[start SUPPLIED RECORDS]

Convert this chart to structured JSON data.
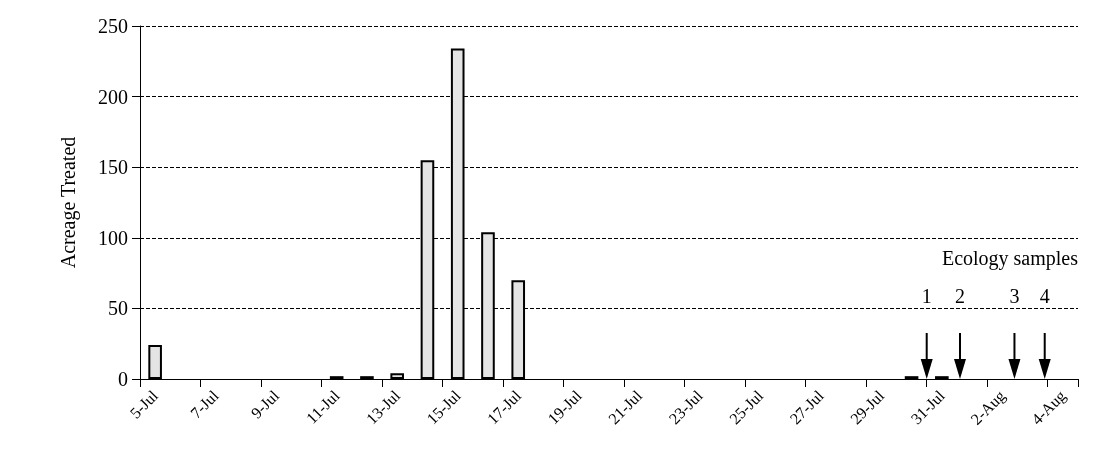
{
  "chart_data": {
    "type": "bar",
    "ylabel": "Acreage Treated",
    "categories": [
      "5-Jul",
      null,
      "7-Jul",
      null,
      "9-Jul",
      null,
      "11-Jul",
      null,
      "13-Jul",
      null,
      "15-Jul",
      null,
      "17-Jul",
      null,
      "19-Jul",
      null,
      "21-Jul",
      null,
      "23-Jul",
      null,
      "25-Jul",
      null,
      "27-Jul",
      null,
      "29-Jul",
      null,
      "31-Jul",
      null,
      "2-Aug",
      null,
      "4-Aug"
    ],
    "values": [
      24,
      0,
      0,
      0,
      0,
      0,
      2,
      2,
      4,
      155,
      234,
      104,
      70,
      0,
      0,
      0,
      0,
      0,
      0,
      0,
      0,
      0,
      0,
      0,
      0,
      2,
      2,
      0,
      0,
      0,
      0
    ],
    "color": "#e4e4e4",
    "ylim": [
      0,
      250
    ],
    "yticks": [
      0,
      50,
      100,
      150,
      200,
      250
    ],
    "grid": "y",
    "line_style": "dashed",
    "annotations": [
      "Ecology samples",
      "1",
      "2",
      "3",
      "4"
    ]
  }
}
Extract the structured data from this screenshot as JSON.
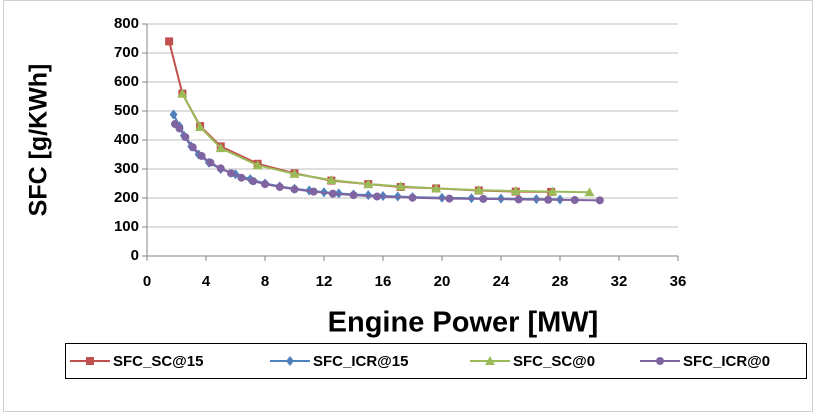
{
  "chart_data": {
    "type": "line",
    "xlabel": "Engine Power [MW]",
    "ylabel": "SFC [g/KWh]",
    "xlim": [
      0,
      36
    ],
    "xticks": [
      0,
      4,
      8,
      12,
      16,
      20,
      24,
      28,
      32,
      36
    ],
    "ylim": [
      0,
      800
    ],
    "yticks": [
      0,
      100,
      200,
      300,
      400,
      500,
      600,
      700,
      800
    ],
    "grid": true,
    "legend": "bottom",
    "series": [
      {
        "name": "SFC_SC@15",
        "color": "#c0504d",
        "marker": "square",
        "x": [
          1.5,
          2.4,
          3.6,
          5,
          7.5,
          10,
          12.5,
          15,
          17.2,
          19.6,
          22.5,
          25,
          27.4
        ],
        "values": [
          740,
          560,
          448,
          378,
          318,
          285,
          260,
          248,
          238,
          233,
          226,
          222,
          221
        ]
      },
      {
        "name": "SFC_ICR@15",
        "color": "#4f81bd",
        "marker": "diamond",
        "x": [
          1.8,
          2.2,
          2.5,
          3,
          3.5,
          4.2,
          5,
          6,
          7,
          8,
          9,
          10,
          11,
          12,
          13,
          14,
          15,
          16,
          17,
          18,
          20,
          22,
          24,
          26.4,
          28
        ],
        "values": [
          488,
          448,
          415,
          378,
          350,
          322,
          300,
          282,
          265,
          250,
          240,
          232,
          226,
          220,
          216,
          212,
          210,
          207,
          205,
          203,
          201,
          199,
          198,
          196,
          195
        ]
      },
      {
        "name": "SFC_SC@0",
        "color": "#9bbb59",
        "marker": "triangle",
        "x": [
          2.4,
          3.6,
          5,
          7.5,
          10,
          12.5,
          15,
          17.2,
          19.6,
          22.5,
          25,
          27.5,
          30
        ],
        "values": [
          560,
          445,
          372,
          313,
          283,
          262,
          248,
          240,
          233,
          227,
          224,
          222,
          220
        ]
      },
      {
        "name": "SFC_ICR@0",
        "color": "#8064a2",
        "marker": "circle",
        "x": [
          1.9,
          2.2,
          2.6,
          3.1,
          3.7,
          4.3,
          5,
          5.7,
          6.4,
          7.2,
          8,
          9,
          10,
          11.3,
          12.6,
          14,
          15.6,
          18,
          20.5,
          22.8,
          25.2,
          27.2,
          29,
          30.7
        ],
        "values": [
          455,
          440,
          410,
          375,
          345,
          322,
          302,
          285,
          270,
          258,
          248,
          238,
          230,
          222,
          215,
          210,
          205,
          201,
          198,
          197,
          195,
          194,
          193,
          192
        ]
      }
    ]
  }
}
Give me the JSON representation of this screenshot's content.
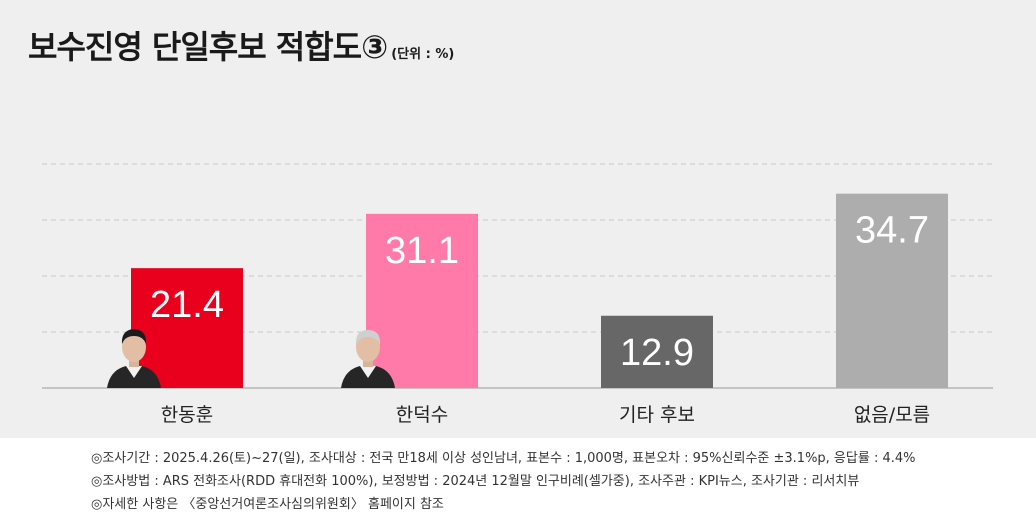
{
  "title": "보수진영 단일후보 적합도③",
  "unit": "(단위 : %)",
  "chart_data": {
    "type": "bar",
    "categories": [
      "한동훈",
      "한덕수",
      "기타 후보",
      "없음/모름"
    ],
    "values": [
      21.4,
      31.1,
      12.9,
      34.7
    ],
    "colors": [
      "#e8001c",
      "#ff7aa8",
      "#676767",
      "#adadad"
    ],
    "ylim": [
      0,
      40
    ],
    "grid": true,
    "legend": "none"
  },
  "notes": [
    "◎조사기간 : 2025.4.26(토)~27(일), 조사대상 : 전국 만18세 이상 성인남녀, 표본수 : 1,000명, 표본오차 : 95%신뢰수준 ±3.1%p, 응답률 : 4.4%",
    "◎조사방법 : ARS 전화조사(RDD 휴대전화 100%), 보정방법 : 2024년 12월말 인구비례(셀가중), 조사주관 : KPI뉴스, 조사기관 : 리서치뷰",
    "◎자세한 사항은 〈중앙선거여론조사심의위원회〉 홈페이지 참조"
  ]
}
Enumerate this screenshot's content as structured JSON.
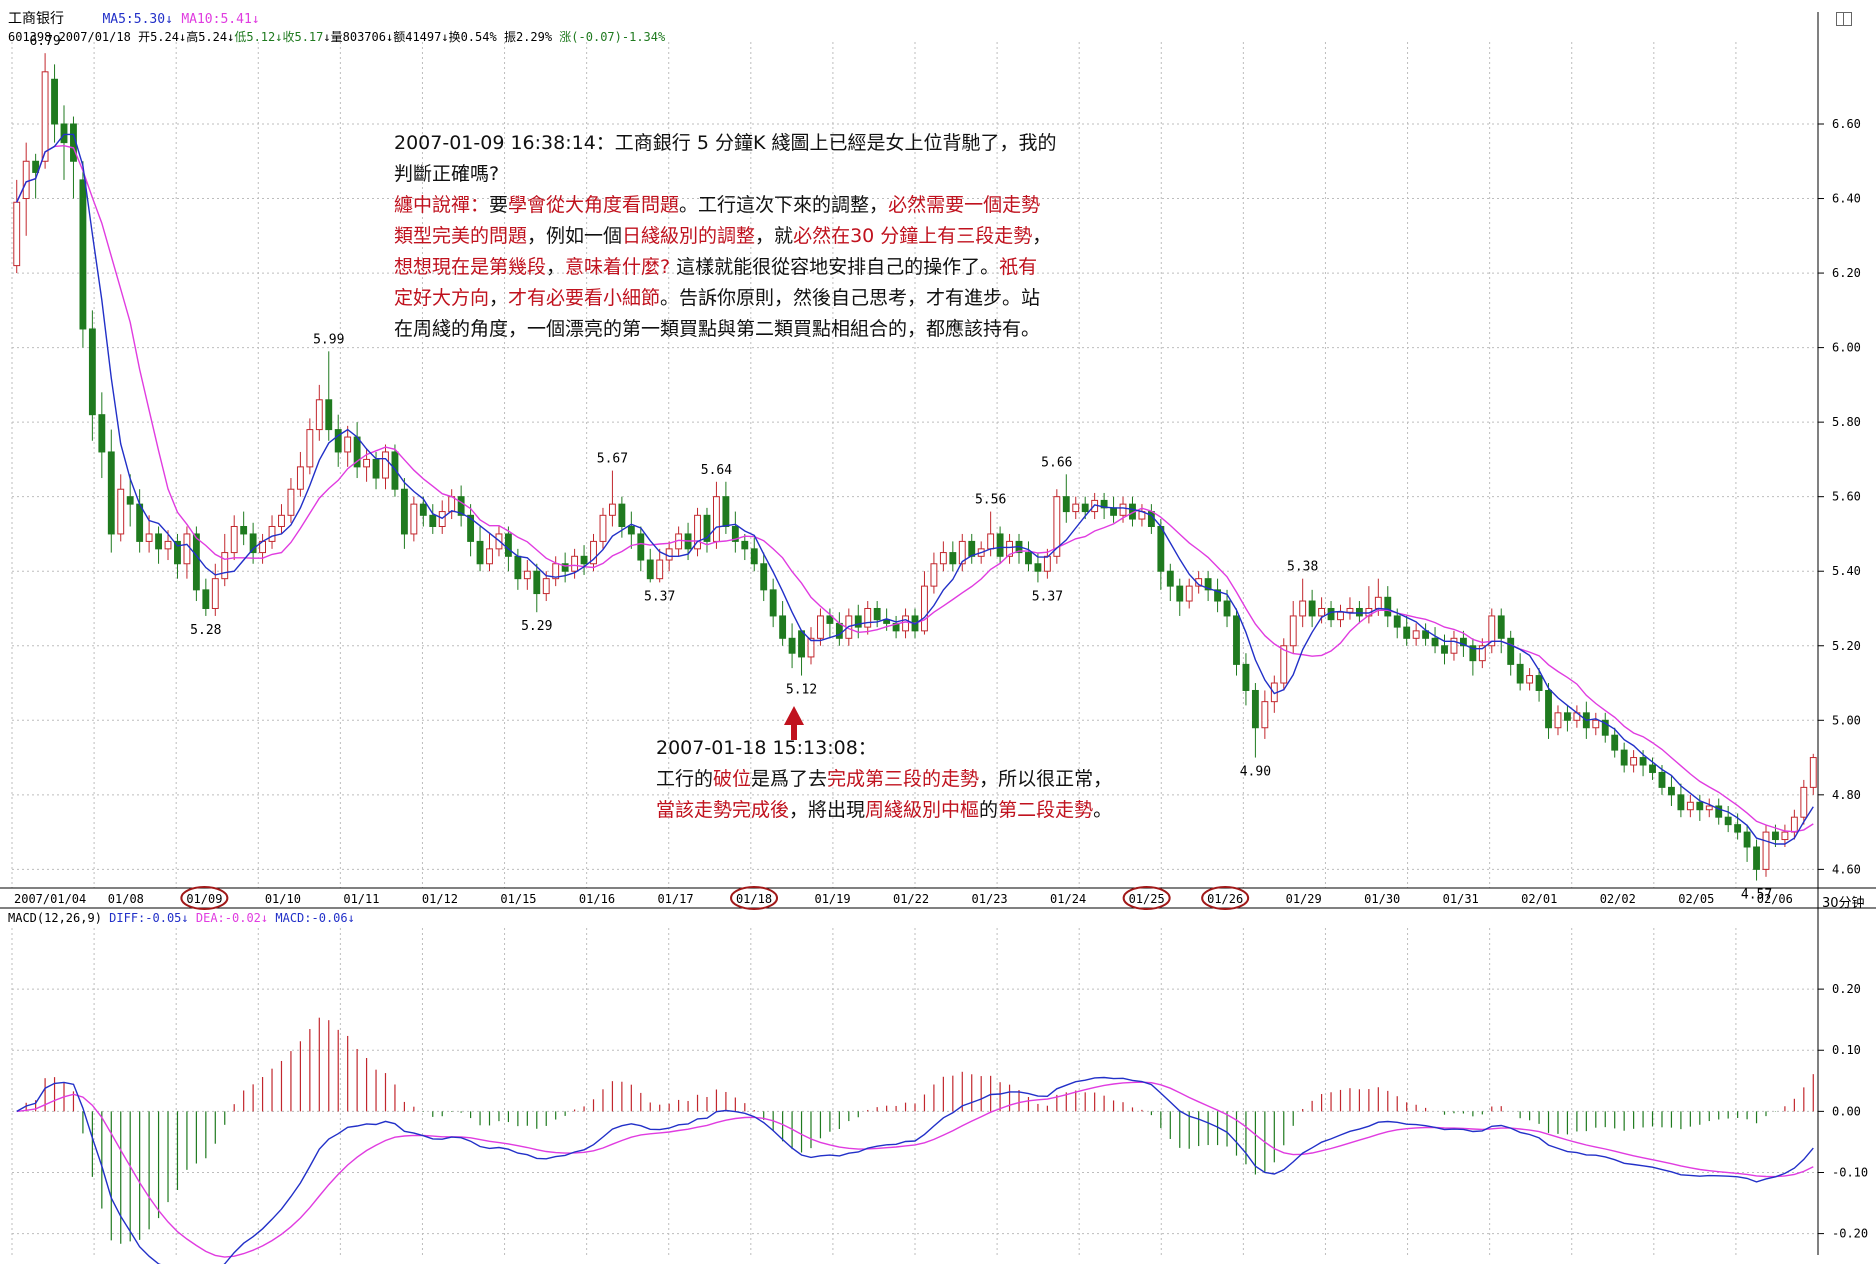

[end SUPPLIED RECORDS]

▶ [TO DO] Repeat the records in full, exactly as they appear, without the pictures.

▶ [FINISHED EXERCISE]
Convert this chart to structured JSON data.
{
  "chart_data": {
    "type": "bar",
    "ylabel": "Acreage Treated",
    "categories": [
      "5-Jul",
      null,
      "7-Jul",
      null,
      "9-Jul",
      null,
      "11-Jul",
      null,
      "13-Jul",
      null,
      "15-Jul",
      null,
      "17-Jul",
      null,
      "19-Jul",
      null,
      "21-Jul",
      null,
      "23-Jul",
      null,
      "25-Jul",
      null,
      "27-Jul",
      null,
      "29-Jul",
      null,
      "31-Jul",
      null,
      "2-Aug",
      null,
      "4-Aug"
    ],
    "values": [
      24,
      0,
      0,
      0,
      0,
      0,
      2,
      2,
      4,
      155,
      234,
      104,
      70,
      0,
      0,
      0,
      0,
      0,
      0,
      0,
      0,
      0,
      0,
      0,
      0,
      2,
      2,
      0,
      0,
      0,
      0
    ],
    "color": "#e4e4e4",
    "ylim": [
      0,
      250
    ],
    "yticks": [
      0,
      50,
      100,
      150,
      200,
      250
    ],
    "grid": "y",
    "line_style": "dashed",
    "annotations": [
      "Ecology samples",
      "1",
      "2",
      "3",
      "4"
    ]
  }
}
Extract the structured data from this screenshot as JSON.
{
  "chart_data": {
    "type": "line",
    "xlabel": "Engine Power [MW]",
    "ylabel": "SFC [g/KWh]",
    "xlim": [
      0,
      36
    ],
    "xticks": [
      0,
      4,
      8,
      12,
      16,
      20,
      24,
      28,
      32,
      36
    ],
    "ylim": [
      0,
      800
    ],
    "yticks": [
      0,
      100,
      200,
      300,
      400,
      500,
      600,
      700,
      800
    ],
    "grid": true,
    "legend": "bottom",
    "series": [
      {
        "name": "SFC_SC@15",
        "color": "#c0504d",
        "marker": "square",
        "x": [
          1.5,
          2.4,
          3.6,
          5,
          7.5,
          10,
          12.5,
          15,
          17.2,
          19.6,
          22.5,
          25,
          27.4
        ],
        "values": [
          740,
          560,
          448,
          378,
          318,
          285,
          260,
          248,
          238,
          233,
          226,
          222,
          221
        ]
      },
      {
        "name": "SFC_ICR@15",
        "color": "#4f81bd",
        "marker": "diamond",
        "x": [
          1.8,
          2.2,
          2.5,
          3,
          3.5,
          4.2,
          5,
          6,
          7,
          8,
          9,
          10,
          11,
          12,
          13,
          14,
          15,
          16,
          17,
          18,
          20,
          22,
          24,
          26.4,
          28
        ],
        "values": [
          488,
          448,
          415,
          378,
          350,
          322,
          300,
          282,
          265,
          250,
          240,
          232,
          226,
          220,
          216,
          212,
          210,
          207,
          205,
          203,
          201,
          199,
          198,
          196,
          195
        ]
      },
      {
        "name": "SFC_SC@0",
        "color": "#9bbb59",
        "marker": "triangle",
        "x": [
          2.4,
          3.6,
          5,
          7.5,
          10,
          12.5,
          15,
          17.2,
          19.6,
          22.5,
          25,
          27.5,
          30
        ],
        "values": [
          560,
          445,
          372,
          313,
          283,
          262,
          248,
          240,
          233,
          227,
          224,
          222,
          220
        ]
      },
      {
        "name": "SFC_ICR@0",
        "color": "#8064a2",
        "marker": "circle",
        "x": [
          1.9,
          2.2,
          2.6,
          3.1,
          3.7,
          4.3,
          5,
          5.7,
          6.4,
          7.2,
          8,
          9,
          10,
          11.3,
          12.6,
          14,
          15.6,
          18,
          20.5,
          22.8,
          25.2,
          27.2,
          29,
          30.7
        ],
        "values": [
          455,
          440,
          410,
          375,
          345,
          322,
          302,
          285,
          270,
          258,
          248,
          238,
          230,
          222,
          215,
          210,
          205,
          201,
          198,
          197,
          195,
          194,
          193,
          192
        ]
      }
    ]
  }
}
Give me the JSON representation of this screenshot's content.
{
  "title": "보수진영 단일후보 적합도③",
  "unit": "(단위 : %)",
  "chart_data": {
    "type": "bar",
    "categories": [
      "한동훈",
      "한덕수",
      "기타 후보",
      "없음/모름"
    ],
    "values": [
      21.4,
      31.1,
      12.9,
      34.7
    ],
    "colors": [
      "#e8001c",
      "#ff7aa8",
      "#676767",
      "#adadad"
    ],
    "ylim": [
      0,
      40
    ],
    "grid": true,
    "legend": "none"
  },
  "notes": [
    "◎조사기간 : 2025.4.26(토)~27(일), 조사대상 : 전국 만18세 이상 성인남녀, 표본수 : 1,000명, 표본오차 : 95%신뢰수준 ±3.1%p, 응답률 : 4.4%",
    "◎조사방법 : ARS 전화조사(RDD 휴대전화 100%), 보정방법 : 2024년 12월말 인구비례(셀가중), 조사주관 : KPI뉴스, 조사기관 : 리서치뷰",
    "◎자세한 사항은 〈중앙선거여론조사심의위원회〉 홈페이지 참조"
  ]
}
Enumerate this screenshot's content as structured JSON.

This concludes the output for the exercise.